■ **Written task**
Print every entry word for word, but omit the pictures.
— start of Records for the task —
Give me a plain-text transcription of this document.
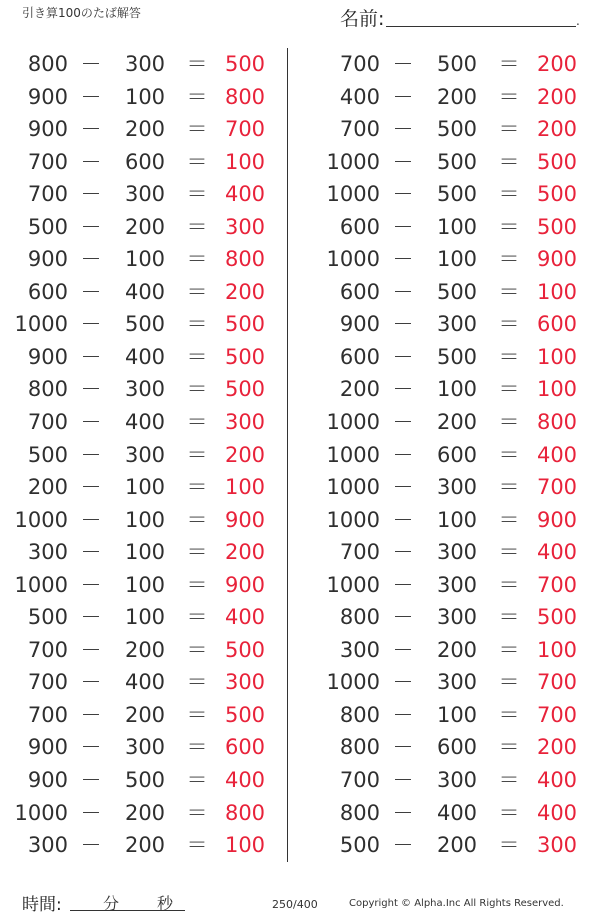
引き算100のたば解答	名前:	.
800 －	300	＝ 500
900 －	100	＝ 800
900 －	200	＝ 700
700 －	600	＝ 100
700 －	300	＝ 400
500 －	200	＝ 300
900 －	100	＝ 800
600 －	400	＝ 200
1000 －	500	＝ 500
900 －	400	＝ 500
800 －	300	＝ 500
700 －	400	＝ 300
500 －	300	＝ 200
200 －	100	＝ 100
1000 －	100	＝ 900
300 －	100	＝ 200
1000 －	100	＝ 900
500 －	100	＝ 400
700 －	200	＝ 500
700 －	400	＝ 300
700 －	200	＝ 500
900 －	300	＝ 600
900 －	500	＝ 400
1000 －	200	＝ 800
300 －	200	＝ 100
700 －	500	＝ 200
400 －	200	＝ 200
700 －	500	＝ 200
1000 －	500	＝ 500
1000 －	500	＝ 500
600 －	100	＝ 500
1000 －	100	＝ 900
600 －	500	＝ 100
900 －	300	＝ 600
600 －	500	＝ 100
200 －	100	＝ 100
1000 －	200	＝ 800
1000 －	600	＝ 400
1000 －	300	＝ 700
1000 －	100	＝ 900
700 －	300	＝ 400
1000 －	300	＝ 700
800 －	300	＝ 500
300 －	200	＝ 100
1000 －	300	＝ 700
800 －	100	＝ 700
800 －	600	＝ 200
700 －	300	＝ 400
800 －	400	＝ 400
500 －	200	＝ 300
時間:	分 秒	250/400	Copyright © Alpha.Inc All Rights Reserved.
— end of Records for the task —
■ **Result of the task**
Give me a plain-text transcription of this document.
引き算100のたば解答	名前:	.
800 －	300	＝ 500
900 －	100	＝ 800
900 －	200	＝ 700
700 －	600	＝ 100
700 －	300	＝ 400
500 －	200	＝ 300
900 －	100	＝ 800
600 －	400	＝ 200
1000 －	500	＝ 500
900 －	400	＝ 500
800 －	300	＝ 500
700 －	400	＝ 300
500 －	300	＝ 200
200 －	100	＝ 100
1000 －	100	＝ 900
300 －	100	＝ 200
1000 －	100	＝ 900
500 －	100	＝ 400
700 －	200	＝ 500
700 －	400	＝ 300
700 －	200	＝ 500
900 －	300	＝ 600
900 －	500	＝ 400
1000 －	200	＝ 800
300 －	200	＝ 100
700 －	500	＝ 200
400 －	200	＝ 200
700 －	500	＝ 200
1000 －	500	＝ 500
1000 －	500	＝ 500
600 －	100	＝ 500
1000 －	100	＝ 900
600 －	500	＝ 100
900 －	300	＝ 600
600 －	500	＝ 100
200 －	100	＝ 100
1000 －	200	＝ 800
1000 －	600	＝ 400
1000 －	300	＝ 700
1000 －	100	＝ 900
700 －	300	＝ 400
1000 －	300	＝ 700
800 －	300	＝ 500
300 －	200	＝ 100
1000 －	300	＝ 700
800 －	100	＝ 700
800 －	600	＝ 200
700 －	300	＝ 400
800 －	400	＝ 400
500 －	200	＝ 300
時間:	分 秒	250/400	Copyright © Alpha.Inc All Rights Reserved.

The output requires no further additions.